-- Task description --
Restate every line of the material, word for word.
-------------------------
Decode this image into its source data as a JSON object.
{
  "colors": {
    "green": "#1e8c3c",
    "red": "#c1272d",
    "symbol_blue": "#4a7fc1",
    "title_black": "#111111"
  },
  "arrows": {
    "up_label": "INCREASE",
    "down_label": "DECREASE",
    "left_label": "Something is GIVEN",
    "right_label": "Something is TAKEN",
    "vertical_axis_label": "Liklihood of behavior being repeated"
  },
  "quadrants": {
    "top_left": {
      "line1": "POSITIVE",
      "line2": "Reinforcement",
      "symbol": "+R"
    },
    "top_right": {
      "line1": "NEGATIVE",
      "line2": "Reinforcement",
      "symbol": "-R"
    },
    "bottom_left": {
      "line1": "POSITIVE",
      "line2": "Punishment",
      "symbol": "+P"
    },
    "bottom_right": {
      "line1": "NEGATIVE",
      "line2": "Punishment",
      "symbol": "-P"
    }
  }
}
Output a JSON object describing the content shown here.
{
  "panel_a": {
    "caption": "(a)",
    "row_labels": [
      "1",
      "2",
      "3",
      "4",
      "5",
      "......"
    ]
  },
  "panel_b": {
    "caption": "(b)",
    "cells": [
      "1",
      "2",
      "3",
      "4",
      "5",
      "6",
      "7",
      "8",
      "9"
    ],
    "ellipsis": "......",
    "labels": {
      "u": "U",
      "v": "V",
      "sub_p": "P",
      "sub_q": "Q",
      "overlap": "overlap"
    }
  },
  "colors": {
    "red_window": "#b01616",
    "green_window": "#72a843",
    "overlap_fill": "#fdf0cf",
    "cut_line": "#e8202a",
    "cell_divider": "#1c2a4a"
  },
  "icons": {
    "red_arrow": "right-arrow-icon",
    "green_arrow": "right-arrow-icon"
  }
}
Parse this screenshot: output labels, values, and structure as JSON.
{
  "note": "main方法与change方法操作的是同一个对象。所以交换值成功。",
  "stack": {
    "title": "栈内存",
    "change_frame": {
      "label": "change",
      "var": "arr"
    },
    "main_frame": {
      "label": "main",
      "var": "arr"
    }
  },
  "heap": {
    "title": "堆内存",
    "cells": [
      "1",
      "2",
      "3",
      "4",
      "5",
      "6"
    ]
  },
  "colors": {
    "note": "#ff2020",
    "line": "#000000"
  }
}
-------------------------
-- Full solution --
Decode this image into its source data as a JSON object.
{
  "colors": {
    "green": "#1e8c3c",
    "red": "#c1272d",
    "symbol_blue": "#4a7fc1",
    "title_black": "#111111"
  },
  "arrows": {
    "up_label": "INCREASE",
    "down_label": "DECREASE",
    "left_label": "Something is GIVEN",
    "right_label": "Something is TAKEN",
    "vertical_axis_label": "Liklihood of behavior being repeated"
  },
  "quadrants": {
    "top_left": {
      "line1": "POSITIVE",
      "line2": "Reinforcement",
      "symbol": "+R"
    },
    "top_right": {
      "line1": "NEGATIVE",
      "line2": "Reinforcement",
      "symbol": "-R"
    },
    "bottom_left": {
      "line1": "POSITIVE",
      "line2": "Punishment",
      "symbol": "+P"
    },
    "bottom_right": {
      "line1": "NEGATIVE",
      "line2": "Punishment",
      "symbol": "-P"
    }
  }
}
Output a JSON object describing the content shown here.
{
  "panel_a": {
    "caption": "(a)",
    "row_labels": [
      "1",
      "2",
      "3",
      "4",
      "5",
      "......"
    ]
  },
  "panel_b": {
    "caption": "(b)",
    "cells": [
      "1",
      "2",
      "3",
      "4",
      "5",
      "6",
      "7",
      "8",
      "9"
    ],
    "ellipsis": "......",
    "labels": {
      "u": "U",
      "v": "V",
      "sub_p": "P",
      "sub_q": "Q",
      "overlap": "overlap"
    }
  },
  "colors": {
    "red_window": "#b01616",
    "green_window": "#72a843",
    "overlap_fill": "#fdf0cf",
    "cut_line": "#e8202a",
    "cell_divider": "#1c2a4a"
  },
  "icons": {
    "red_arrow": "right-arrow-icon",
    "green_arrow": "right-arrow-icon"
  }
}
Parse this screenshot: output labels, values, and structure as JSON.
{
  "note": "main方法与change方法操作的是同一个对象。所以交换值成功。",
  "stack": {
    "title": "栈内存",
    "change_frame": {
      "label": "change",
      "var": "arr"
    },
    "main_frame": {
      "label": "main",
      "var": "arr"
    }
  },
  "heap": {
    "title": "堆内存",
    "cells": [
      "1",
      "2",
      "3",
      "4",
      "5",
      "6"
    ]
  },
  "colors": {
    "note": "#ff2020",
    "line": "#000000"
  }
}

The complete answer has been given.